▶ _What is expected_
Transcribe the whole listing below without changing a word, but leave out every image.

Extracts from a graphics dataset
....

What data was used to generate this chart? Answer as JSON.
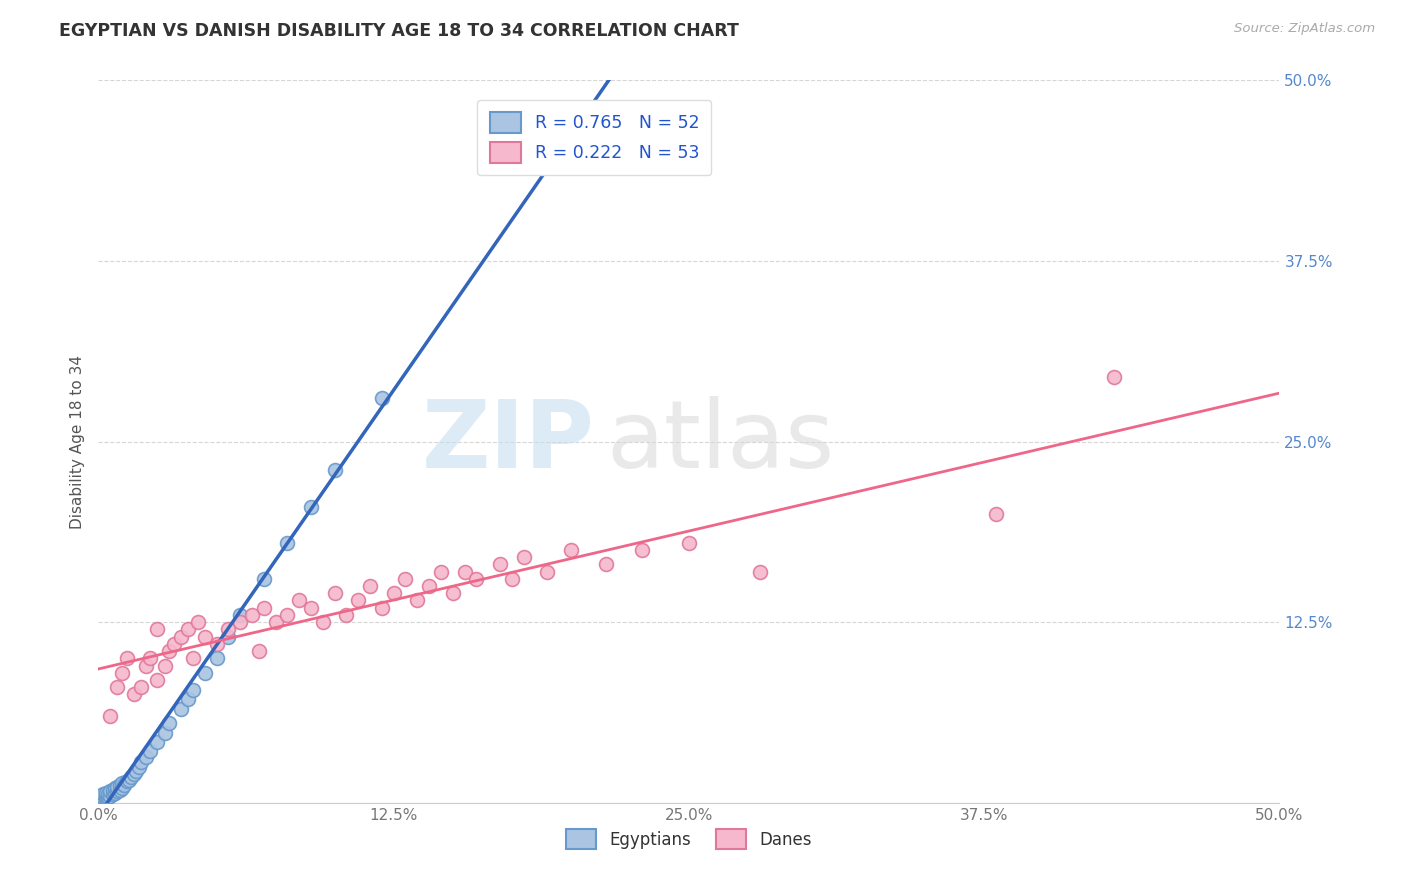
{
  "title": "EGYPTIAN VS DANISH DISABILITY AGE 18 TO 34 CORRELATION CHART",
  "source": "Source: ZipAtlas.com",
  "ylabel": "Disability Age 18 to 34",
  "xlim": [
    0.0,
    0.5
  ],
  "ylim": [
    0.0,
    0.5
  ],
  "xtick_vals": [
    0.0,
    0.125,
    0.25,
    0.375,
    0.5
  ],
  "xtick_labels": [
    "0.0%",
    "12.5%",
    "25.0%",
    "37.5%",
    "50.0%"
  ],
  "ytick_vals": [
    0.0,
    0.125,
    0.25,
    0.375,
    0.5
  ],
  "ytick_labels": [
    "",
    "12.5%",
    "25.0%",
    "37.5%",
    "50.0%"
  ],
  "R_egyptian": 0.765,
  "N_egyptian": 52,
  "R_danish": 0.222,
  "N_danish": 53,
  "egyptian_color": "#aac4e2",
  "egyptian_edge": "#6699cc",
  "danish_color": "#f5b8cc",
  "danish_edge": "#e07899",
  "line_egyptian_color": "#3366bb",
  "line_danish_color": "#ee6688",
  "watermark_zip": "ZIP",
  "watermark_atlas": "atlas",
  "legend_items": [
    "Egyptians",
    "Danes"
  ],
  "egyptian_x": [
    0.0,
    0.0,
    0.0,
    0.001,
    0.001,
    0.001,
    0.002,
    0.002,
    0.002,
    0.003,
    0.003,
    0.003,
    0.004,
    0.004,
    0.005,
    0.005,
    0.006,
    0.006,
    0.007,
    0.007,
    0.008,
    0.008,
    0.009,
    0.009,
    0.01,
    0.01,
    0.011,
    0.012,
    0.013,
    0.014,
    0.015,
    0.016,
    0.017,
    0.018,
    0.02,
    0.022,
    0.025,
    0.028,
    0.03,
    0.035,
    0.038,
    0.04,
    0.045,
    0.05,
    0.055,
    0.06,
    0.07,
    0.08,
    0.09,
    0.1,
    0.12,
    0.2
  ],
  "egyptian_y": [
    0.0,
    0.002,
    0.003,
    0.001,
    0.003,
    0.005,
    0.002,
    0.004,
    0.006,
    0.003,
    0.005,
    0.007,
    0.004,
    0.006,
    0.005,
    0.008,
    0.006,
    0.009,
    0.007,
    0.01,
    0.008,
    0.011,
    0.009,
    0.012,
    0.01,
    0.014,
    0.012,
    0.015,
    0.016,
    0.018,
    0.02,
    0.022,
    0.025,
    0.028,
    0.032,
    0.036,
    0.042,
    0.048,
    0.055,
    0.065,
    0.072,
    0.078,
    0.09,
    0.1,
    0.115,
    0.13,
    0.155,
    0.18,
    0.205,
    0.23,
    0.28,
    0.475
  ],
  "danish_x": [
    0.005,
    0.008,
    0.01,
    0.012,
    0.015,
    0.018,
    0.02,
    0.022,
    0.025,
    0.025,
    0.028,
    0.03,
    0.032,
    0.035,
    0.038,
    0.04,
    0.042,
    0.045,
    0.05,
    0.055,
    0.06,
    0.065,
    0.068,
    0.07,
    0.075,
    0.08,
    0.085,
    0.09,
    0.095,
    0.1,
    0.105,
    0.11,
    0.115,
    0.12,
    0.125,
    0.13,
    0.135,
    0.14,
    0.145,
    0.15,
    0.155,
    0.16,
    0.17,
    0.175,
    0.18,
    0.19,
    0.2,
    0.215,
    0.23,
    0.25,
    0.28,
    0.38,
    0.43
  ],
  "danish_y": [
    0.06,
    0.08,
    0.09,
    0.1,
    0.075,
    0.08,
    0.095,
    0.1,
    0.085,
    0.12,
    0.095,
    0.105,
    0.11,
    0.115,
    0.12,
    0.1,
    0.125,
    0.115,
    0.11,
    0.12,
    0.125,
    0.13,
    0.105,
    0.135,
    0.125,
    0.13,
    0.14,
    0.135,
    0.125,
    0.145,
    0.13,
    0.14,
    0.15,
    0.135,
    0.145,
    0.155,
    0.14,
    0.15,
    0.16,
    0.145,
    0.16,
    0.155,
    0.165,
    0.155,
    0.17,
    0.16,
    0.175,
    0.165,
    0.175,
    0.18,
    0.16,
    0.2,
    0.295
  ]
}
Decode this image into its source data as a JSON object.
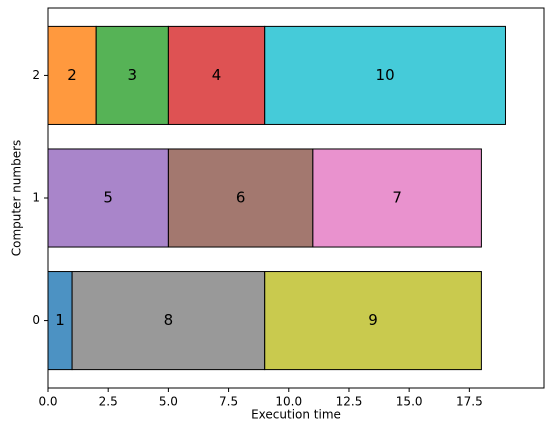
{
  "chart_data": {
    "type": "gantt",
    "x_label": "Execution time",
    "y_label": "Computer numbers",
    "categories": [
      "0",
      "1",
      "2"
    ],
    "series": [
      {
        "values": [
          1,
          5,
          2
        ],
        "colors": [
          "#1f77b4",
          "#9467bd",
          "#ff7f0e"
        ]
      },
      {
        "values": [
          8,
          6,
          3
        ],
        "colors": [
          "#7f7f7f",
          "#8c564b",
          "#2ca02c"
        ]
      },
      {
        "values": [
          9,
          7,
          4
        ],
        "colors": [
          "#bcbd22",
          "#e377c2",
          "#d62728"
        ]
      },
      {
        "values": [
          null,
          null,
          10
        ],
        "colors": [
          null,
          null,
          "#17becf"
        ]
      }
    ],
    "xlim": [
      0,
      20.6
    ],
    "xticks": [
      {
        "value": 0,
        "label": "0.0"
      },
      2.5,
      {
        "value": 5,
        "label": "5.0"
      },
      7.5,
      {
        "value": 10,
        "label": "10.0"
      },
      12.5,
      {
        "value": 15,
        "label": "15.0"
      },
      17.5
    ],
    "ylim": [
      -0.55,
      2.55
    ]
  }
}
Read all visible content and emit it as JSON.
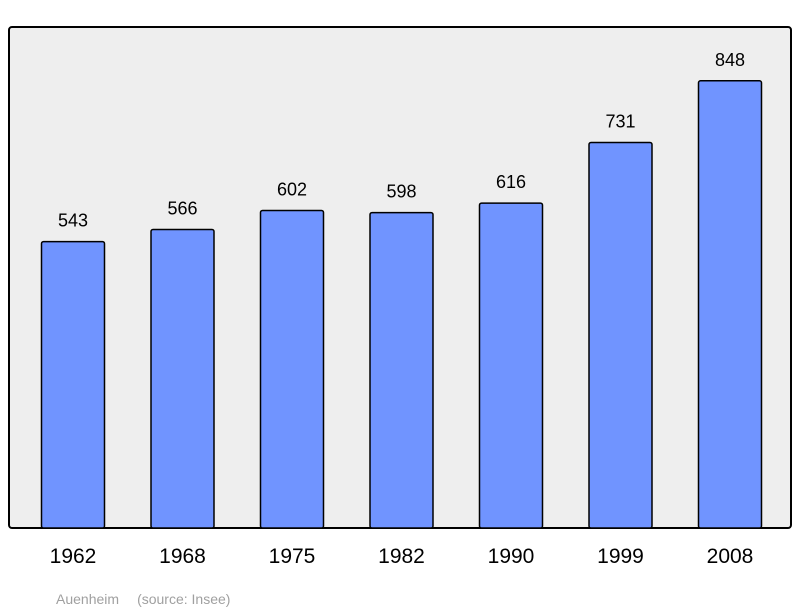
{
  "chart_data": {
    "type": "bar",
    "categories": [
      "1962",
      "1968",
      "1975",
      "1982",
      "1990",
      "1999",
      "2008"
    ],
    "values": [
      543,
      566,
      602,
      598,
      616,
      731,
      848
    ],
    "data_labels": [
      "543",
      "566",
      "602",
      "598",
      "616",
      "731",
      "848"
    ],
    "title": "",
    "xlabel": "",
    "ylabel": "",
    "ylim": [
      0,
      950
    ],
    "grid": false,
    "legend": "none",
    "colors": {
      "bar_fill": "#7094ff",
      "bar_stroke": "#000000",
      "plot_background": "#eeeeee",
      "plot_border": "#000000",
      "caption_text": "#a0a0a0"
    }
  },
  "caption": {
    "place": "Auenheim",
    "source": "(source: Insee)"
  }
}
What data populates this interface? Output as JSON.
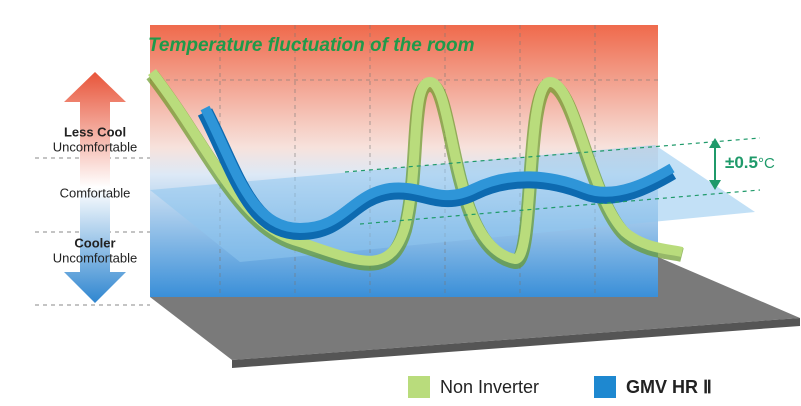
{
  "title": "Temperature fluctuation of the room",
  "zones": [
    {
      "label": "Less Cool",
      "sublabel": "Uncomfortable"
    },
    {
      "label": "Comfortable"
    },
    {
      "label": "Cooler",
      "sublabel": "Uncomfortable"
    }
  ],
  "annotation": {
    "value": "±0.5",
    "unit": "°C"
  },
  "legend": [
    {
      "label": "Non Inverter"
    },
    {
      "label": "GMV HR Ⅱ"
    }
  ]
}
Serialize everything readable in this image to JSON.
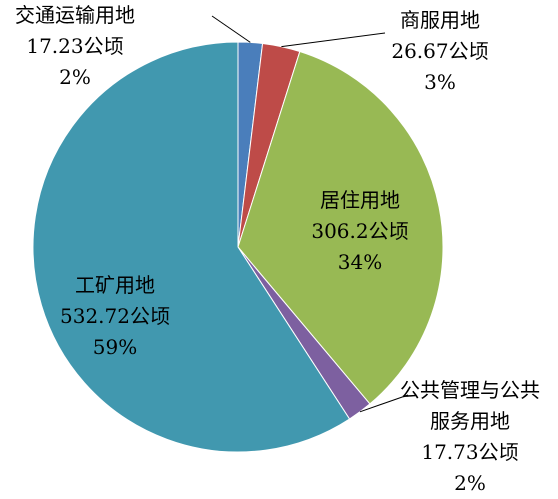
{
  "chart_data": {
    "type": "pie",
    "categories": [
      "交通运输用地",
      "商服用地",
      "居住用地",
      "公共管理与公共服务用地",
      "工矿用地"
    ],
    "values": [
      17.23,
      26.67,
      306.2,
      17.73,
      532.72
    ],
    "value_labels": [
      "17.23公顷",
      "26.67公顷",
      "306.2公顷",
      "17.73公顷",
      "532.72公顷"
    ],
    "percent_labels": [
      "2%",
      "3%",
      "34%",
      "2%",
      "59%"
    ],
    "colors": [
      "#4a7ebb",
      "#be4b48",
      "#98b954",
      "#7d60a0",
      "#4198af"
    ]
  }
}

....

▶ _Reply_
What data was used to generate this chart? Answer as JSON.
{
  "title": "EGYPTIAN VS DANISH DISABILITY AGE 18 TO 34 CORRELATION CHART",
  "source": "Source: ZipAtlas.com",
  "ylabel": "Disability Age 18 to 34",
  "xlim": [
    0.0,
    0.5
  ],
  "ylim": [
    0.0,
    0.5
  ],
  "xtick_vals": [
    0.0,
    0.125,
    0.25,
    0.375,
    0.5
  ],
  "xtick_labels": [
    "0.0%",
    "12.5%",
    "25.0%",
    "37.5%",
    "50.0%"
  ],
  "ytick_vals": [
    0.0,
    0.125,
    0.25,
    0.375,
    0.5
  ],
  "ytick_labels": [
    "",
    "12.5%",
    "25.0%",
    "37.5%",
    "50.0%"
  ],
  "R_egyptian": 0.765,
  "N_egyptian": 52,
  "R_danish": 0.222,
  "N_danish": 53,
  "egyptian_color": "#aac4e2",
  "egyptian_edge": "#6699cc",
  "danish_color": "#f5b8cc",
  "danish_edge": "#e07899",
  "line_egyptian_color": "#3366bb",
  "line_danish_color": "#ee6688",
  "watermark_zip": "ZIP",
  "watermark_atlas": "atlas",
  "legend_items": [
    "Egyptians",
    "Danes"
  ],
  "egyptian_x": [
    0.0,
    0.0,
    0.0,
    0.001,
    0.001,
    0.001,
    0.002,
    0.002,
    0.002,
    0.003,
    0.003,
    0.003,
    0.004,
    0.004,
    0.005,
    0.005,
    0.006,
    0.006,
    0.007,
    0.007,
    0.008,
    0.008,
    0.009,
    0.009,
    0.01,
    0.01,
    0.011,
    0.012,
    0.013,
    0.014,
    0.015,
    0.016,
    0.017,
    0.018,
    0.02,
    0.022,
    0.025,
    0.028,
    0.03,
    0.035,
    0.038,
    0.04,
    0.045,
    0.05,
    0.055,
    0.06,
    0.07,
    0.08,
    0.09,
    0.1,
    0.12,
    0.2
  ],
  "egyptian_y": [
    0.0,
    0.002,
    0.003,
    0.001,
    0.003,
    0.005,
    0.002,
    0.004,
    0.006,
    0.003,
    0.005,
    0.007,
    0.004,
    0.006,
    0.005,
    0.008,
    0.006,
    0.009,
    0.007,
    0.01,
    0.008,
    0.011,
    0.009,
    0.012,
    0.01,
    0.014,
    0.012,
    0.015,
    0.016,
    0.018,
    0.02,
    0.022,
    0.025,
    0.028,
    0.032,
    0.036,
    0.042,
    0.048,
    0.055,
    0.065,
    0.072,
    0.078,
    0.09,
    0.1,
    0.115,
    0.13,
    0.155,
    0.18,
    0.205,
    0.23,
    0.28,
    0.475
  ],
  "danish_x": [
    0.005,
    0.008,
    0.01,
    0.012,
    0.015,
    0.018,
    0.02,
    0.022,
    0.025,
    0.025,
    0.028,
    0.03,
    0.032,
    0.035,
    0.038,
    0.04,
    0.042,
    0.045,
    0.05,
    0.055,
    0.06,
    0.065,
    0.068,
    0.07,
    0.075,
    0.08,
    0.085,
    0.09,
    0.095,
    0.1,
    0.105,
    0.11,
    0.115,
    0.12,
    0.125,
    0.13,
    0.135,
    0.14,
    0.145,
    0.15,
    0.155,
    0.16,
    0.17,
    0.175,
    0.18,
    0.19,
    0.2,
    0.215,
    0.23,
    0.25,
    0.28,
    0.38,
    0.43
  ],
  "danish_y": [
    0.06,
    0.08,
    0.09,
    0.1,
    0.075,
    0.08,
    0.095,
    0.1,
    0.085,
    0.12,
    0.095,
    0.105,
    0.11,
    0.115,
    0.12,
    0.1,
    0.125,
    0.115,
    0.11,
    0.12,
    0.125,
    0.13,
    0.105,
    0.135,
    0.125,
    0.13,
    0.14,
    0.135,
    0.125,
    0.145,
    0.13,
    0.14,
    0.15,
    0.135,
    0.145,
    0.155,
    0.14,
    0.15,
    0.16,
    0.145,
    0.16,
    0.155,
    0.165,
    0.155,
    0.17,
    0.16,
    0.175,
    0.165,
    0.175,
    0.18,
    0.16,
    0.2,
    0.295
  ]
}
Decode this image into its source data as a JSON object.
{
  "chart_data": {
    "type": "gantt",
    "x_label": "Execution time",
    "y_label": "Computer numbers",
    "categories": [
      "0",
      "1",
      "2"
    ],
    "series": [
      {
        "values": [
          1,
          5,
          2
        ],
        "colors": [
          "#1f77b4",
          "#9467bd",
          "#ff7f0e"
        ]
      },
      {
        "values": [
          8,
          6,
          3
        ],
        "colors": [
          "#7f7f7f",
          "#8c564b",
          "#2ca02c"
        ]
      },
      {
        "values": [
          9,
          7,
          4
        ],
        "colors": [
          "#bcbd22",
          "#e377c2",
          "#d62728"
        ]
      },
      {
        "values": [
          null,
          null,
          10
        ],
        "colors": [
          null,
          null,
          "#17becf"
        ]
      }
    ],
    "xlim": [
      0,
      20.6
    ],
    "xticks": [
      {
        "value": 0,
        "label": "0.0"
      },
      2.5,
      {
        "value": 5,
        "label": "5.0"
      },
      7.5,
      {
        "value": 10,
        "label": "10.0"
      },
      12.5,
      {
        "value": 15,
        "label": "15.0"
      },
      17.5
    ],
    "ylim": [
      -0.55,
      2.55
    ]
  }
}
Read all visible content and emit it as JSON.
{
  "chart_data": {
    "type": "bar",
    "categories": [
      "1962",
      "1968",
      "1975",
      "1982",
      "1990",
      "1999",
      "2008"
    ],
    "values": [
      543,
      566,
      602,
      598,
      616,
      731,
      848
    ],
    "data_labels": [
      "543",
      "566",
      "602",
      "598",
      "616",
      "731",
      "848"
    ],
    "title": "",
    "xlabel": "",
    "ylabel": "",
    "ylim": [
      0,
      950
    ],
    "grid": false,
    "legend": "none",
    "colors": {
      "bar_fill": "#7094ff",
      "bar_stroke": "#000000",
      "plot_background": "#eeeeee",
      "plot_border": "#000000",
      "caption_text": "#a0a0a0"
    }
  },
  "caption": {
    "place": "Auenheim",
    "source": "(source: Insee)"
  }
}
What data populates this interface? Output as JSON.
{
  "title": "Temperature fluctuation of the room",
  "zones": [
    {
      "label": "Less Cool",
      "sublabel": "Uncomfortable"
    },
    {
      "label": "Comfortable"
    },
    {
      "label": "Cooler",
      "sublabel": "Uncomfortable"
    }
  ],
  "annotation": {
    "value": "±0.5",
    "unit": "°C"
  },
  "legend": [
    {
      "label": "Non Inverter"
    },
    {
      "label": "GMV HR Ⅱ"
    }
  ]
}
Serialize everything readable in this image to JSON.
{
  "chart_data": {
    "type": "pie",
    "categories": [
      "交通运输用地",
      "商服用地",
      "居住用地",
      "公共管理与公共服务用地",
      "工矿用地"
    ],
    "values": [
      17.23,
      26.67,
      306.2,
      17.73,
      532.72
    ],
    "value_labels": [
      "17.23公顷",
      "26.67公顷",
      "306.2公顷",
      "17.73公顷",
      "532.72公顷"
    ],
    "percent_labels": [
      "2%",
      "3%",
      "34%",
      "2%",
      "59%"
    ],
    "colors": [
      "#4a7ebb",
      "#be4b48",
      "#98b954",
      "#7d60a0",
      "#4198af"
    ]
  }
}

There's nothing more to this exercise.